WHAT YOU WILL DO
Each line of the listing that contains the word "this" is to be copied.

▬▬▬▬▬▬▬▬▬▬

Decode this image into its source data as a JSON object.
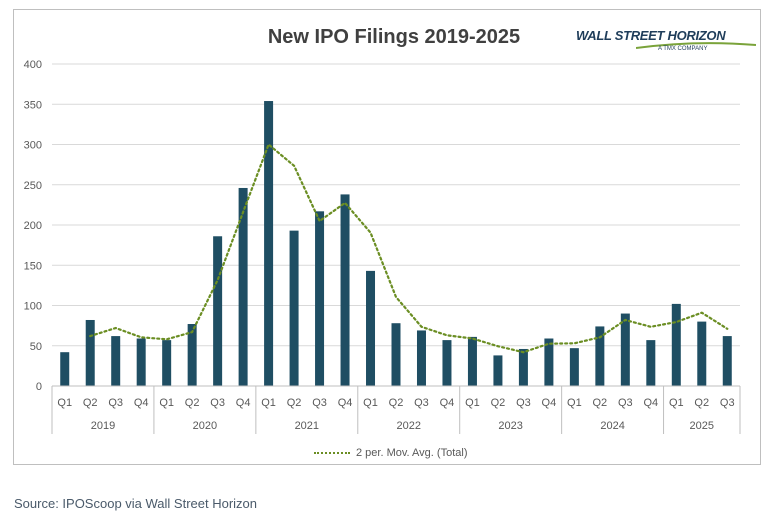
{
  "source_note": "Source: IPOScoop via Wall Street Horizon",
  "logo": {
    "main": "WALL STREET HORIZON",
    "sub": "A TMX COMPANY"
  },
  "colors": {
    "bar": "#1f4e63",
    "moving_avg": "#6b8e23",
    "grid": "#d9d9d9",
    "axis_text": "#595959"
  },
  "chart_data": {
    "type": "bar",
    "title": "New IPO Filings 2019-2025",
    "xlabel": "",
    "ylabel": "",
    "ylim": [
      0,
      400
    ],
    "yticks": [
      0,
      50,
      100,
      150,
      200,
      250,
      300,
      350,
      400
    ],
    "grid": true,
    "legend_position": "bottom",
    "groups": [
      {
        "label": "2019",
        "quarters": [
          "Q1",
          "Q2",
          "Q3",
          "Q4"
        ]
      },
      {
        "label": "2020",
        "quarters": [
          "Q1",
          "Q2",
          "Q3",
          "Q4"
        ]
      },
      {
        "label": "2021",
        "quarters": [
          "Q1",
          "Q2",
          "Q3",
          "Q4"
        ]
      },
      {
        "label": "2022",
        "quarters": [
          "Q1",
          "Q2",
          "Q3",
          "Q4"
        ]
      },
      {
        "label": "2023",
        "quarters": [
          "Q1",
          "Q2",
          "Q3",
          "Q4"
        ]
      },
      {
        "label": "2024",
        "quarters": [
          "Q1",
          "Q2",
          "Q3",
          "Q4"
        ]
      },
      {
        "label": "2025",
        "quarters": [
          "Q1",
          "Q2",
          "Q3"
        ]
      }
    ],
    "values": [
      42,
      82,
      62,
      59,
      57,
      77,
      186,
      246,
      354,
      193,
      217,
      238,
      143,
      78,
      69,
      57,
      61,
      38,
      46,
      59,
      47,
      74,
      90,
      57,
      102,
      80,
      62
    ],
    "moving_average": {
      "name": "2 per. Mov. Avg. (Total)",
      "values": [
        null,
        62,
        72,
        60.5,
        58,
        67,
        131.5,
        216,
        300,
        273.5,
        205,
        227.5,
        190.5,
        110.5,
        73.5,
        63,
        59,
        49.5,
        42,
        52.5,
        53,
        60.5,
        82,
        73.5,
        79.5,
        91,
        71
      ]
    }
  }
}
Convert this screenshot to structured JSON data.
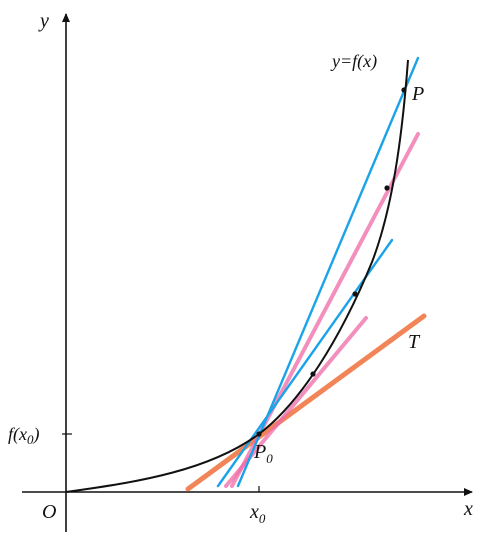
{
  "labels": {
    "y_axis": "y",
    "x_axis": "x",
    "origin": "O",
    "curve": "y=f(x)",
    "point_p": "P",
    "point_p0": "P",
    "point_p0_sub": "0",
    "tangent": "T",
    "fx0_prefix": "f(x",
    "fx0_sub": "0",
    "fx0_suffix": ")",
    "x0": "x",
    "x0_sub": "0"
  },
  "colors": {
    "axis": "#111111",
    "curve": "#111111",
    "secant": "#1aa3e8",
    "secant_faded": "#f06aa8",
    "tangent": "#f0703a"
  }
}
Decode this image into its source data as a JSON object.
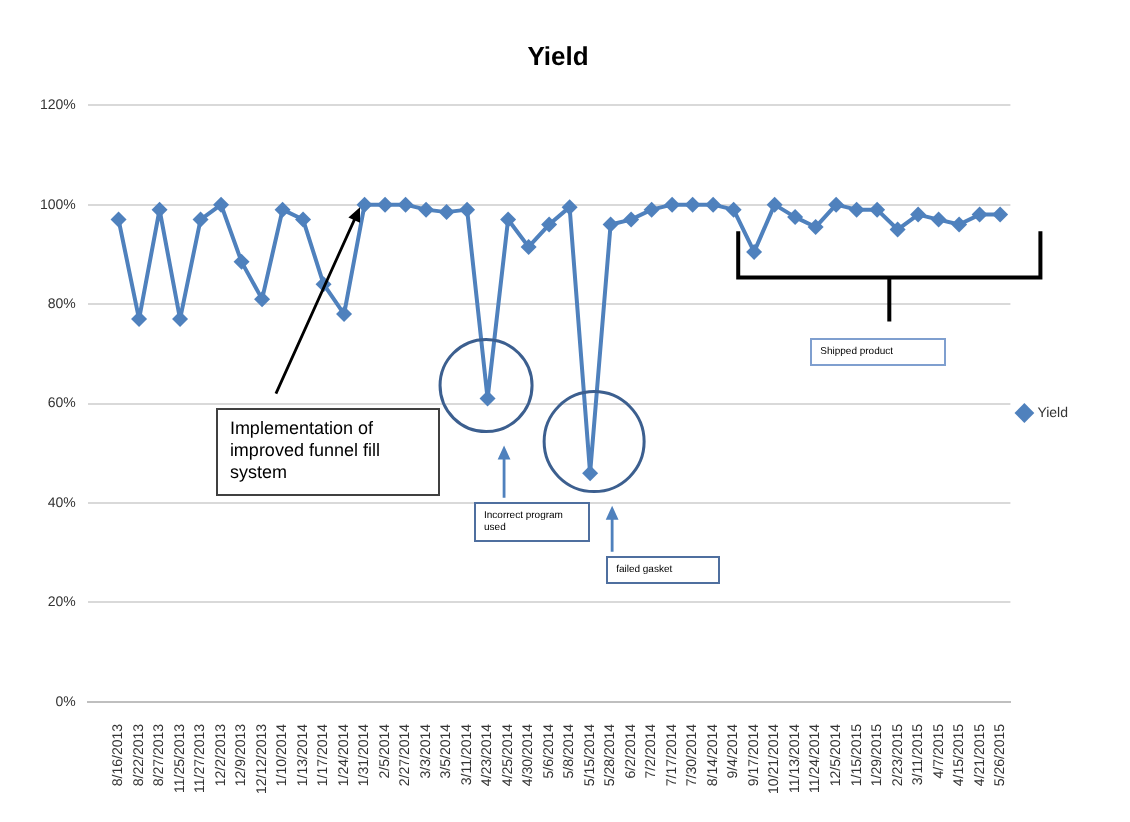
{
  "chart_data": {
    "type": "line",
    "title": "Yield",
    "categories": [
      null,
      "8/16/2013",
      "8/22/2013",
      "8/27/2013",
      "11/25/2013",
      "11/27/2013",
      "12/2/2013",
      "12/9/2013",
      "12/12/2013",
      "1/10/2014",
      "1/13/2014",
      "1/17/2014",
      "1/24/2014",
      "1/31/2014",
      "2/5/2014",
      "2/27/2014",
      "3/3/2014",
      "3/5/2014",
      "3/11/2014",
      "4/23/2014",
      "4/25/2014",
      "4/30/2014",
      "5/6/2014",
      "5/8/2014",
      "5/15/2014",
      "5/28/2014",
      "6/2/2014",
      "7/2/2014",
      "7/17/2014",
      "7/30/2014",
      "8/14/2014",
      "9/4/2014",
      "9/17/2014",
      "10/21/2014",
      "11/13/2014",
      "11/24/2014",
      "12/5/2014",
      "1/15/2015",
      "1/29/2015",
      "2/23/2015",
      "3/11/2015",
      "4/7/2015",
      "4/15/2015",
      "4/21/2015",
      "5/26/2015"
    ],
    "series": [
      {
        "name": "Yield",
        "color": "#4f81bd",
        "values": [
          null,
          97,
          77,
          99,
          77,
          97,
          100,
          88.5,
          81,
          99,
          97,
          84,
          78,
          100,
          100,
          100,
          99,
          98.5,
          99,
          61,
          97,
          91.5,
          96,
          99.5,
          46,
          96,
          97,
          99,
          100,
          100,
          100,
          99,
          90.5,
          100,
          97.5,
          95.5,
          100,
          99,
          99,
          95,
          98,
          97,
          96,
          98,
          98
        ]
      }
    ],
    "ylim": [
      0,
      120
    ],
    "yticks": [
      {
        "value": 0,
        "label": "0%"
      },
      {
        "value": 20,
        "label": "20%"
      },
      {
        "value": 40,
        "label": "40%"
      },
      {
        "value": 60,
        "label": "60%"
      },
      {
        "value": 80,
        "label": "80%"
      },
      {
        "value": 100,
        "label": "100%"
      },
      {
        "value": 120,
        "label": "120%"
      }
    ],
    "grid": "y",
    "legend": "right",
    "marker": "diamond",
    "line_style": "solid",
    "annotations": [
      "Implementation of improved funnel fill system",
      "Incorrect program used",
      "failed gasket",
      "Shipped product"
    ]
  }
}
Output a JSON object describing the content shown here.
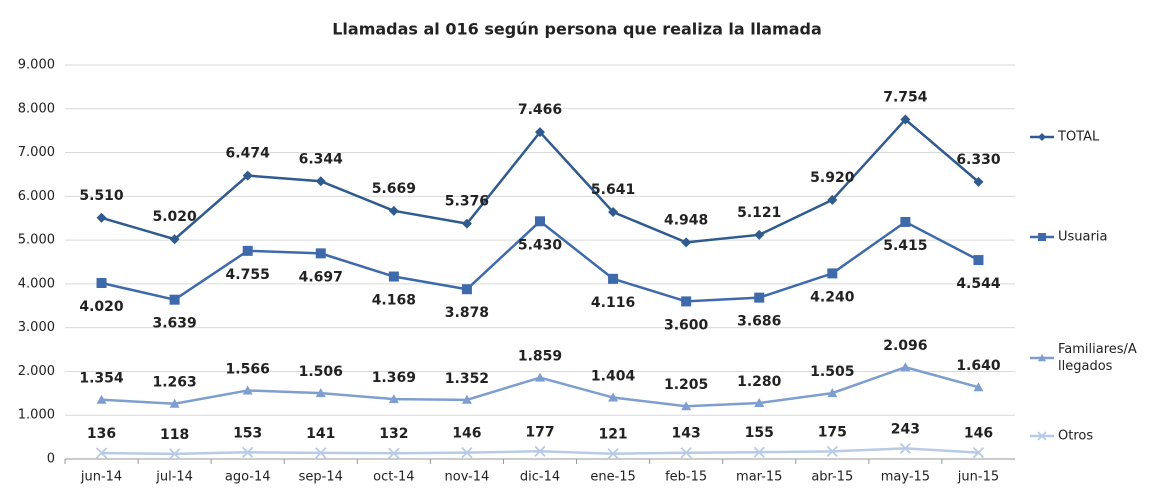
{
  "chart_data": {
    "type": "line",
    "title": "Llamadas al 016 según persona que realiza la llamada",
    "categories": [
      "jun-14",
      "jul-14",
      "ago-14",
      "sep-14",
      "oct-14",
      "nov-14",
      "dic-14",
      "ene-15",
      "feb-15",
      "mar-15",
      "abr-15",
      "may-15",
      "jun-15"
    ],
    "series": [
      {
        "name": "TOTAL",
        "color": "#2f5b8f",
        "marker": "diamond",
        "values": [
          5510,
          5020,
          6474,
          6344,
          5669,
          5376,
          7466,
          5641,
          4948,
          5121,
          5920,
          7754,
          6330
        ],
        "value_labels": [
          "5.510",
          "5.020",
          "6.474",
          "6.344",
          "5.669",
          "5.376",
          "7.466",
          "5.641",
          "4.948",
          "5.121",
          "5.920",
          "7.754",
          "6.330"
        ]
      },
      {
        "name": "Usuaria",
        "color": "#3e6aac",
        "marker": "square",
        "values": [
          4020,
          3639,
          4755,
          4697,
          4168,
          3878,
          5430,
          4116,
          3600,
          3686,
          4240,
          5415,
          4544
        ],
        "value_labels": [
          "4.020",
          "3.639",
          "4.755",
          "4.697",
          "4.168",
          "3.878",
          "5.430",
          "4.116",
          "3.600",
          "3.686",
          "4.240",
          "5.415",
          "4.544"
        ]
      },
      {
        "name": "Familiares/Allegados",
        "color": "#7f9ed0",
        "marker": "triangle",
        "values": [
          1354,
          1263,
          1566,
          1506,
          1369,
          1352,
          1859,
          1404,
          1205,
          1280,
          1505,
          2096,
          1640
        ],
        "value_labels": [
          "1.354",
          "1.263",
          "1.566",
          "1.506",
          "1.369",
          "1.352",
          "1.859",
          "1.404",
          "1.205",
          "1.280",
          "1.505",
          "2.096",
          "1.640"
        ]
      },
      {
        "name": "Otros",
        "color": "#b7cbe6",
        "marker": "x",
        "values": [
          136,
          118,
          153,
          141,
          132,
          146,
          177,
          121,
          143,
          155,
          175,
          243,
          146
        ]
      }
    ],
    "ylim": [
      0,
      9000
    ],
    "yticks": [
      {
        "value": 0,
        "label": "0"
      },
      {
        "value": 1000,
        "label": "1.000"
      },
      {
        "value": 2000,
        "label": "2.000"
      },
      {
        "value": 3000,
        "label": "3.000"
      },
      {
        "value": 4000,
        "label": "4.000"
      },
      {
        "value": 5000,
        "label": "5.000"
      },
      {
        "value": 6000,
        "label": "6.000"
      },
      {
        "value": 7000,
        "label": "7.000"
      },
      {
        "value": 8000,
        "label": "8.000"
      },
      {
        "value": 9000,
        "label": "9.000"
      }
    ],
    "grid": true,
    "legend": "right"
  }
}
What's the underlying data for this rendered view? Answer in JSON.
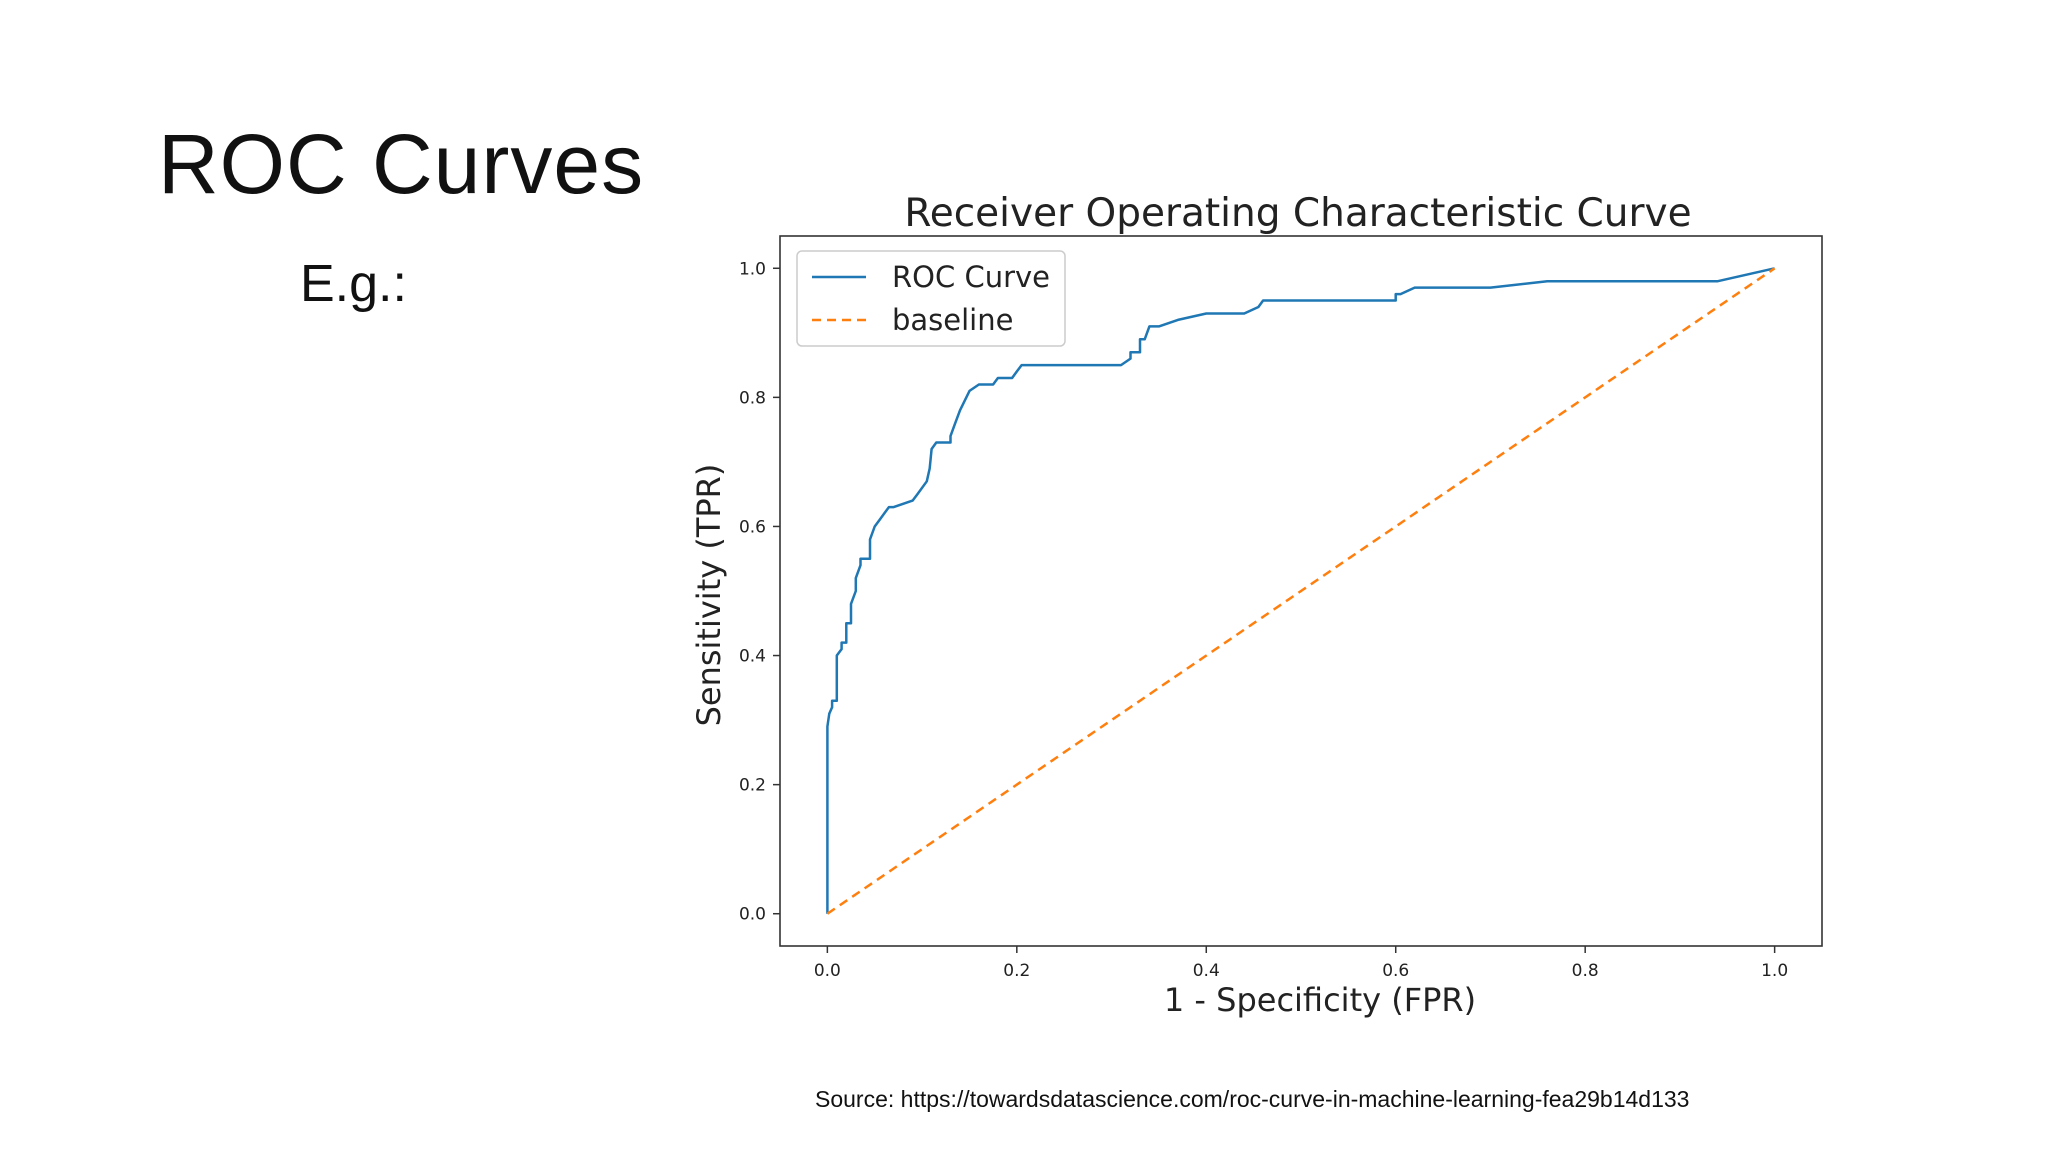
{
  "slide": {
    "title": "ROC Curves",
    "subtitle": "E.g.:",
    "source": "Source: https://towardsdatascience.com/roc-curve-in-machine-learning-fea29b14d133"
  },
  "chart_data": {
    "type": "line",
    "title": "Receiver Operating Characteristic Curve",
    "xlabel": "1 - Specificity (FPR)",
    "ylabel": "Sensitivity (TPR)",
    "xlim": [
      -0.05,
      1.05
    ],
    "ylim": [
      -0.05,
      1.05
    ],
    "xticks": [
      "0.0",
      "0.2",
      "0.4",
      "0.6",
      "0.8",
      "1.0"
    ],
    "yticks": [
      "0.0",
      "0.2",
      "0.4",
      "0.6",
      "0.8",
      "1.0"
    ],
    "grid": false,
    "legend_position": "top-left",
    "series": [
      {
        "name": "ROC Curve",
        "color": "#1f77b4",
        "style": "solid",
        "x": [
          0.0,
          0.0,
          0.002,
          0.005,
          0.005,
          0.01,
          0.01,
          0.015,
          0.015,
          0.02,
          0.02,
          0.025,
          0.025,
          0.03,
          0.03,
          0.035,
          0.035,
          0.045,
          0.045,
          0.05,
          0.055,
          0.06,
          0.065,
          0.07,
          0.09,
          0.095,
          0.105,
          0.108,
          0.11,
          0.115,
          0.115,
          0.13,
          0.13,
          0.135,
          0.14,
          0.15,
          0.15,
          0.16,
          0.175,
          0.18,
          0.195,
          0.2,
          0.205,
          0.31,
          0.32,
          0.32,
          0.33,
          0.33,
          0.335,
          0.34,
          0.35,
          0.37,
          0.4,
          0.42,
          0.44,
          0.455,
          0.46,
          0.6,
          0.6,
          0.605,
          0.62,
          0.7,
          0.76,
          0.94,
          1.0
        ],
        "y": [
          0.0,
          0.29,
          0.31,
          0.32,
          0.33,
          0.33,
          0.4,
          0.41,
          0.42,
          0.42,
          0.45,
          0.45,
          0.48,
          0.5,
          0.52,
          0.54,
          0.55,
          0.55,
          0.58,
          0.6,
          0.61,
          0.62,
          0.63,
          0.63,
          0.64,
          0.65,
          0.67,
          0.69,
          0.72,
          0.73,
          0.73,
          0.73,
          0.74,
          0.76,
          0.78,
          0.81,
          0.81,
          0.82,
          0.82,
          0.83,
          0.83,
          0.84,
          0.85,
          0.85,
          0.86,
          0.87,
          0.87,
          0.89,
          0.89,
          0.91,
          0.91,
          0.92,
          0.93,
          0.93,
          0.93,
          0.94,
          0.95,
          0.95,
          0.96,
          0.96,
          0.97,
          0.97,
          0.98,
          0.98,
          1.0
        ]
      },
      {
        "name": "baseline",
        "color": "#ff7f0e",
        "style": "dashed",
        "x": [
          0.0,
          1.0
        ],
        "y": [
          0.0,
          1.0
        ]
      }
    ]
  }
}
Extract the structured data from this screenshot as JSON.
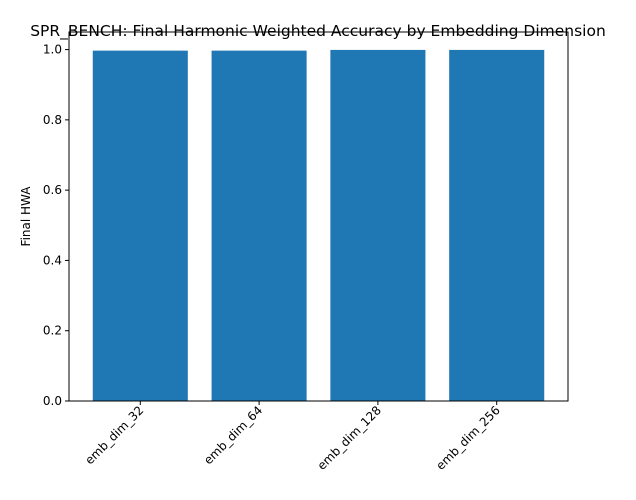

▬▬▬▬▬▬▬▬▬▬

FINAL RESULT
Decode this image into its source data as a JSON object.
Convert this screenshot to structured JSON data.
Decode this image into its source data as a JSON object.
What's the underlying data for this rendered view? Answer in JSON.
Extract the structured data from this screenshot as JSON.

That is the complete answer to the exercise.